### Your tasks
A. According to the passage on diabetes management devices, about how large is the OmniPod?
B. Continue the passage on diabetes management devices from its last sentence, in keeping with its style.

That’s certainly helpful—after all, a physically active diabetic patient is ultimately a healthier one. But no smart device would be complete without an included management system to keep the patient on top of their schedule. OmniPod also features a Personal Diabetes Manager (PDM) that gives patients a digital helping hand in managing their condition. “The Pod automatically syncs with a PDM to ensure proper dosage and alerts the patient of any changes needed,” says Petrovic. “When OmniPod syncs with the PDM, it generates data in a digestible way that provides patients with the opportunity to take control, make positive changes, and adjust activities.”
Let’s not forget aesthetics; an insulin management device that’s easy to use should, ideally, also be easy to conceal. OmniPod’s design also considers how self-conscious many diabetes patients can be about wearing an easily visible device all the time to manage their condition. As it’s only about the size of a small strawberry, it’s easy to discreetly wear. Because of these aesthetic concerns, adherence can be difficult for continuous insulin delivery devices, but Petrovic is hopeful, “The OmniPod fosters better patient adherence due to the 72 hour continuous insulin delivery, which means better control, which leads to better outcomes. Patients fall in love with the simplicity of the technology.”
A Self-Powering Injection Pen
Not all diabetic patients want or require a continuous insulin delivery system, however. In lieu of regular injections, many turn to injector pens, which are much easier for patients to manage than a regular injection because of measured dosage and simplified, less painful delivery. Cambridge Consultants has leveraged smart technology to create KiCoPen, an injector pen that should vastly improve diabetes management with a number of helpful features.
“The device captures the exact insulin dose delivered and wirelessly transmits the information to an associated smartphone app,” said Bo Petersson, head of diabetes care at Cambridge Consultants. “The associated app seamlessly gathers data on blood glucose levels, activity, and food consumption, and integrates it with insulin dosage. Local and cloud-based analytics turn the data into real-time actionable insights—helping the patient stay in control.”

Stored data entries
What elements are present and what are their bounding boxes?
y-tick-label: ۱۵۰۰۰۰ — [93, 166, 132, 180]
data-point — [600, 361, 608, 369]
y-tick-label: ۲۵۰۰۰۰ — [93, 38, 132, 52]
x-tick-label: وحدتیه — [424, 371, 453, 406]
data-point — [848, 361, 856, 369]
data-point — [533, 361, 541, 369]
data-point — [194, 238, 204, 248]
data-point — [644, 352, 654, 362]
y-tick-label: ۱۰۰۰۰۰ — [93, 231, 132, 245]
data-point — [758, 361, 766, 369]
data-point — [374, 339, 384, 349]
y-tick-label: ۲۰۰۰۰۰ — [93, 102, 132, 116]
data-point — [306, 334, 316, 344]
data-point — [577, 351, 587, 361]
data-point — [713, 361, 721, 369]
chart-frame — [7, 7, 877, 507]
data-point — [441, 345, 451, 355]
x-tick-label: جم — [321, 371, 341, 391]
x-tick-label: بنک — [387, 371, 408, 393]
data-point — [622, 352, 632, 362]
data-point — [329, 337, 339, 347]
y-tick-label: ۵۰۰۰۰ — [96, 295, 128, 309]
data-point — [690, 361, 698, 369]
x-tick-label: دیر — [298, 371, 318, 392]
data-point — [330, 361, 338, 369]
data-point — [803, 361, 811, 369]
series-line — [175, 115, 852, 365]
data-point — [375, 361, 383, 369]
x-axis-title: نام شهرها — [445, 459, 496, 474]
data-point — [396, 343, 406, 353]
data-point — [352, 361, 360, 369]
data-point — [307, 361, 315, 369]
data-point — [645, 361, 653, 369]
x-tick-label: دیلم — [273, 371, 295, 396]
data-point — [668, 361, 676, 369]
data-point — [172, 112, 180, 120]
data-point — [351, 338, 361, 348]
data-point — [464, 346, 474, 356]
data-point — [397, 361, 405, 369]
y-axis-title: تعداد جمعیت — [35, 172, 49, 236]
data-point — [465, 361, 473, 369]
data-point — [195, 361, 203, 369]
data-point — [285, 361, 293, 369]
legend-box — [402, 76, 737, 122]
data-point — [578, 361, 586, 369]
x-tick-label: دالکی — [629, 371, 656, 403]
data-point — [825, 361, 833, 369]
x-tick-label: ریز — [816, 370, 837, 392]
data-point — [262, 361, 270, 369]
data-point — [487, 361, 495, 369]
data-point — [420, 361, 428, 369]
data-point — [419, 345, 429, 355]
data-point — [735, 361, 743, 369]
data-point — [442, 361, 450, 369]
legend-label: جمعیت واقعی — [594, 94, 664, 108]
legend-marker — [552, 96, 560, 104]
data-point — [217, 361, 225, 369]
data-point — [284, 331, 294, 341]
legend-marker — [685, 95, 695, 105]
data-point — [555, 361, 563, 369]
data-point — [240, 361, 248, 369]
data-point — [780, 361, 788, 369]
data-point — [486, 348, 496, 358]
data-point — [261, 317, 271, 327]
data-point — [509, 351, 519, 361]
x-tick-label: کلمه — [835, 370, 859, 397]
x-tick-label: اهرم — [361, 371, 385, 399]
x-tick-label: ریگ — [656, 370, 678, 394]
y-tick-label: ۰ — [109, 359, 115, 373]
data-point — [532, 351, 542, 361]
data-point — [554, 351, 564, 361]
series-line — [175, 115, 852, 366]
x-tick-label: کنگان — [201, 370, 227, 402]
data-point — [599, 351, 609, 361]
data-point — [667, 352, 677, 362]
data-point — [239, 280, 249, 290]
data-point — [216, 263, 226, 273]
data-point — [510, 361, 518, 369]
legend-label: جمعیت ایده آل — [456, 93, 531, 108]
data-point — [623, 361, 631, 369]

### Task-by-task outputs
A. It is about the size of a small strawberry.

B.
It’s true that other similar technologies already exist, but KiCoPen brings something very new to the table—there’s no battery in the device at all. How is that possible, you might ask, because an auto-injector needs to be powered by something, and plugging it into the wall would be quite cumbersome. “KiCoPen uses energy harvesting instead of a battery—the action of removing the injector cap powers the device,” said Petersson. “Eliminating the battery in KiCoPen gives greater design freedom to create a better user experience. It also means the injector can be more reliable, manufacturing and assembly effort is reduced, and the device can have a lower environmental footprint. And it proves to manufacturers that such an innovative, low-cost design can be applied to pre-filled pens.”
As mentioned before, compliance is key for diabetes patients to effectively manage their glucose levels. Trying to actively monitor and regulate blood glucose levels and keeping track of insulin dosage can be overwhelming for patients, especially when they first begin insulin therapy. Plus, glycemic control must occur early on to avoid complications later in life. “KiCoPen allows the patient to be confident they are on track with their daily insulin regimen,” said Petersson. “This, in turn, improves the patient’s compliance and results in better glycemic control—helping to reduce late-stage complications.”
1“Fast Facts: Data and Statistics About Diabetes.” American Diabetes Association. N.p., Mar. 2015. Web.